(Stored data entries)

------

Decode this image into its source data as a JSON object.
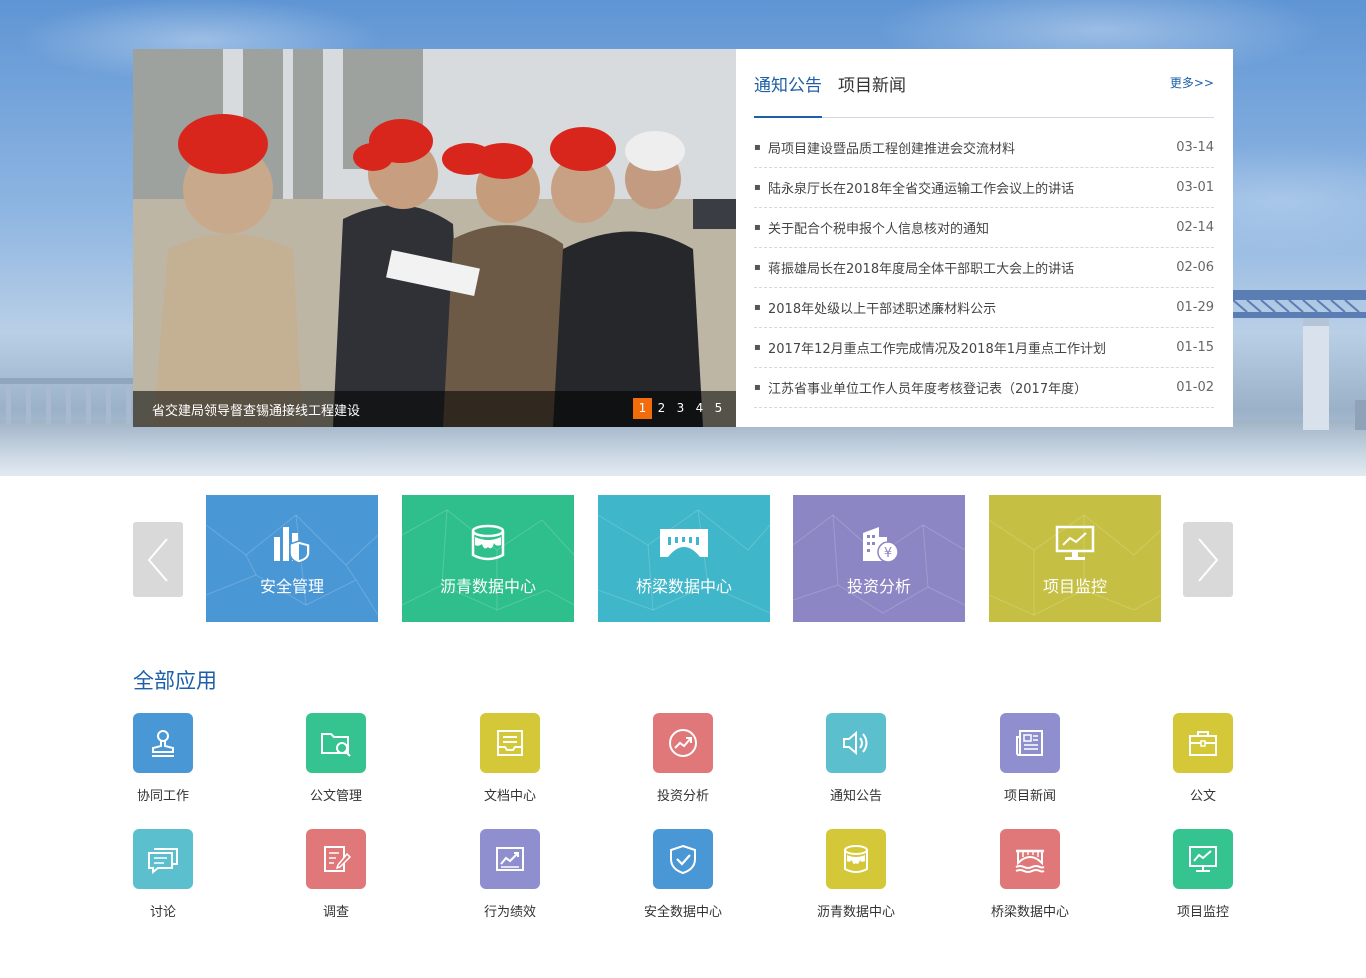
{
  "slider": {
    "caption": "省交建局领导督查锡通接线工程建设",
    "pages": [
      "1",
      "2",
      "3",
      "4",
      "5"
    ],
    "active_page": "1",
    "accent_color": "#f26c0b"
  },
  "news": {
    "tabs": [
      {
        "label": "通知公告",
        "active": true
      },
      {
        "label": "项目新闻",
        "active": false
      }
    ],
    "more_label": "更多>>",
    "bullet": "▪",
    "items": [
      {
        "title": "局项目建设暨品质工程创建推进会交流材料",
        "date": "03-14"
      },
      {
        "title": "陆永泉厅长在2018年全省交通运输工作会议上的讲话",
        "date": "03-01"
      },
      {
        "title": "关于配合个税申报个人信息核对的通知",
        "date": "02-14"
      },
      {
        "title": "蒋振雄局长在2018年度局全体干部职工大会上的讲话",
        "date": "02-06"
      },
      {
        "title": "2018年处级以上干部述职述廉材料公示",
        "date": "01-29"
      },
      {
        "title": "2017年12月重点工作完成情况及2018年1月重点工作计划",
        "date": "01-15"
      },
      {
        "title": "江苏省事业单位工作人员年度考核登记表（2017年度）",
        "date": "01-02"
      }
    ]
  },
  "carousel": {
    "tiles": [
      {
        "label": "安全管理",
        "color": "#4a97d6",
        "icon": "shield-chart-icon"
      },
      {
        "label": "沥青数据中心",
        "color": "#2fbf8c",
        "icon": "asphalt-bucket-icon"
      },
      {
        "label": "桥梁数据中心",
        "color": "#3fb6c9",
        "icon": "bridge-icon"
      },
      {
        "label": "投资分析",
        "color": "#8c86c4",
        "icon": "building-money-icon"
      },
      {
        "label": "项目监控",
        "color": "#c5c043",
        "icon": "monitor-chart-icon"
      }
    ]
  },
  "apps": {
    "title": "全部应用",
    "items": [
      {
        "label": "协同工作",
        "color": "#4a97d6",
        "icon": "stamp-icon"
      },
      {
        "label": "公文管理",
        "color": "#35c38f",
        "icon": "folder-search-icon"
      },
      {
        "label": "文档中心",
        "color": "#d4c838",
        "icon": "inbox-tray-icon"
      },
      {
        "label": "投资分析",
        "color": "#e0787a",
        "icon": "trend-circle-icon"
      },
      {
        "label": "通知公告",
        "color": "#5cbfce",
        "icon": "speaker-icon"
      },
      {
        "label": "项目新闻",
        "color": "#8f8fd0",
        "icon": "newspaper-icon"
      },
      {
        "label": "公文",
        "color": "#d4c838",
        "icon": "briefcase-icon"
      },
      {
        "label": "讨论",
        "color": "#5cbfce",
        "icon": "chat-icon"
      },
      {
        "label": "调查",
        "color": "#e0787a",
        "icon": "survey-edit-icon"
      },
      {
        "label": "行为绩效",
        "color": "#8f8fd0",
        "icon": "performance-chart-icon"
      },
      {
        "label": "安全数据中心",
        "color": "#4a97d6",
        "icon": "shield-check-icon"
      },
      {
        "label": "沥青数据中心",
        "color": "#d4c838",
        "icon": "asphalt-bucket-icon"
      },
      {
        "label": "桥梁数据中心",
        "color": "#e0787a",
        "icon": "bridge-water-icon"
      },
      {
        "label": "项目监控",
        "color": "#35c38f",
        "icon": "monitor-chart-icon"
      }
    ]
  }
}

------

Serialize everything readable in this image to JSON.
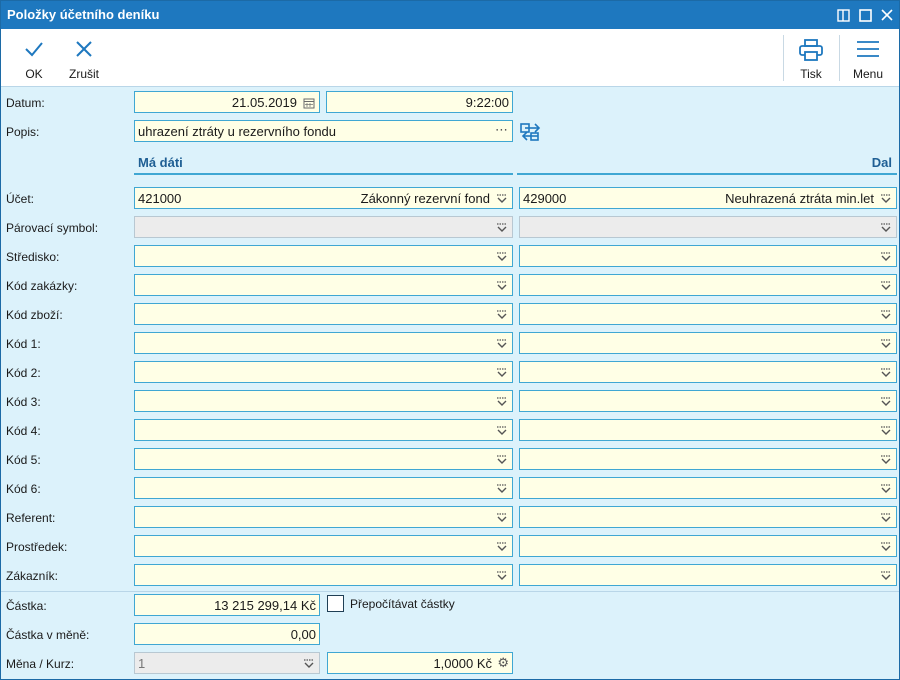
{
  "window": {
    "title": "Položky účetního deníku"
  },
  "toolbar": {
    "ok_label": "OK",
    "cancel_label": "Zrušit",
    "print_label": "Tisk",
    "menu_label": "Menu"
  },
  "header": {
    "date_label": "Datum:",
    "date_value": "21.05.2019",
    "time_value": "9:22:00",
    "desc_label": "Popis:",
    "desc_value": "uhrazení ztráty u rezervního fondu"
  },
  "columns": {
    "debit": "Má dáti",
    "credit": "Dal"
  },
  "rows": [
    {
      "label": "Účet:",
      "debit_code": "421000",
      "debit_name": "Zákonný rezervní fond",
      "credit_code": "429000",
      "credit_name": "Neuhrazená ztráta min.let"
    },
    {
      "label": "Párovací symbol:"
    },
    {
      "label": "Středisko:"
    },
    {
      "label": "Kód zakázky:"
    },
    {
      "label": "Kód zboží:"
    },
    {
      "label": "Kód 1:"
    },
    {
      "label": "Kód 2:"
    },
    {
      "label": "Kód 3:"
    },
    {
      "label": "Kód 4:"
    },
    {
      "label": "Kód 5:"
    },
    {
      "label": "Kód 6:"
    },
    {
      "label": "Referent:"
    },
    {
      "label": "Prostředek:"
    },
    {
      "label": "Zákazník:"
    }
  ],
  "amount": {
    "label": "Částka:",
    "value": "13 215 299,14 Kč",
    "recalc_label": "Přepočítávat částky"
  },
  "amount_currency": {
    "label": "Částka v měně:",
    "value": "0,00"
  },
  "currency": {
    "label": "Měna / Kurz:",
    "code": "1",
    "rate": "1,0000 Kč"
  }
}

------

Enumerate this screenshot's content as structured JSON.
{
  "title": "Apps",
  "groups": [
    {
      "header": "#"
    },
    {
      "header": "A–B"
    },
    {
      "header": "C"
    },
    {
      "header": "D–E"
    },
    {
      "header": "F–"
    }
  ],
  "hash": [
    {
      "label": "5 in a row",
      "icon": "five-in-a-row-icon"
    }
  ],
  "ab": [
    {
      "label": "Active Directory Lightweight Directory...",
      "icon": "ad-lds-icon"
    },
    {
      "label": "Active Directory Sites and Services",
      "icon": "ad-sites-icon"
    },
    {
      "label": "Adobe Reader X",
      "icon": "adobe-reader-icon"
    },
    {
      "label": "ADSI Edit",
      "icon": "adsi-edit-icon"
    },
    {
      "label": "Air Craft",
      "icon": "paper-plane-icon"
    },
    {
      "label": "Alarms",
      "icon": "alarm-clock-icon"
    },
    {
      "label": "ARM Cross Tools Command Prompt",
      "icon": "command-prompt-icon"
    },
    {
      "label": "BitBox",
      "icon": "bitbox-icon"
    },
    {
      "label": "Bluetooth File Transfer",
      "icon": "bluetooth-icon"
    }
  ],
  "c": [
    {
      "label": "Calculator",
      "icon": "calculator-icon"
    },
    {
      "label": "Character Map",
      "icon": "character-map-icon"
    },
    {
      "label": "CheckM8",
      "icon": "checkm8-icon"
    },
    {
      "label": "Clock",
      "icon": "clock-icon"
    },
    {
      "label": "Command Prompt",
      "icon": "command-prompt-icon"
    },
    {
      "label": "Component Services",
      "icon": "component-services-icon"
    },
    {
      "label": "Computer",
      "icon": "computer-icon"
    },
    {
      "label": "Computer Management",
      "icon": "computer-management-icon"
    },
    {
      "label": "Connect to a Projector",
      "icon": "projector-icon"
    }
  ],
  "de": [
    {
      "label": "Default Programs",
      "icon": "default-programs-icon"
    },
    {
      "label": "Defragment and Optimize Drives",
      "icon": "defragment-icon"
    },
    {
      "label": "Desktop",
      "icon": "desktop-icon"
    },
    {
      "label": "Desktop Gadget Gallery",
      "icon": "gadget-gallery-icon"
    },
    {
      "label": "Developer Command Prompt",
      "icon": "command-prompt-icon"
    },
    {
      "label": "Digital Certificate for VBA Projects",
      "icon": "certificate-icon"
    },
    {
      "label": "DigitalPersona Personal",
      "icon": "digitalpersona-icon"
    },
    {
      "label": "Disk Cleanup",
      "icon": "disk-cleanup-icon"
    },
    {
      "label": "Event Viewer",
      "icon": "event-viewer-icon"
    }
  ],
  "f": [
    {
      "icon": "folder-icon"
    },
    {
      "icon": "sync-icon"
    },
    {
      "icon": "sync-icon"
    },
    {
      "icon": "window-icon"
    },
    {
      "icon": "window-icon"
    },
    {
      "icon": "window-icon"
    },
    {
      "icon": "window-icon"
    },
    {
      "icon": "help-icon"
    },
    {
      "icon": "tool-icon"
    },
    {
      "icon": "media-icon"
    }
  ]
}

------

▶ **Written request**
Copy out each line of the data containing the string "title".

▶ **Solution to this problem**
        "title": "局项目建设暨品质工程创建推进会交流材料",
        "title": "陆永泉厅长在2018年全省交通运输工作会议上的讲话",
        "title": "关于配合个税申报个人信息核对的通知",
        "title": "蒋振雄局长在2018年度局全体干部职工大会上的讲话",
        "title": "2018年处级以上干部述职述廉材料公示",
        "title": "2017年12月重点工作完成情况及2018年1月重点工作计划",
        "title": "江苏省事业单位工作人员年度考核登记表（2017年度）",
    "title": "全部应用",
    "title": "Položky účetního deníku"
  "title": "Apps",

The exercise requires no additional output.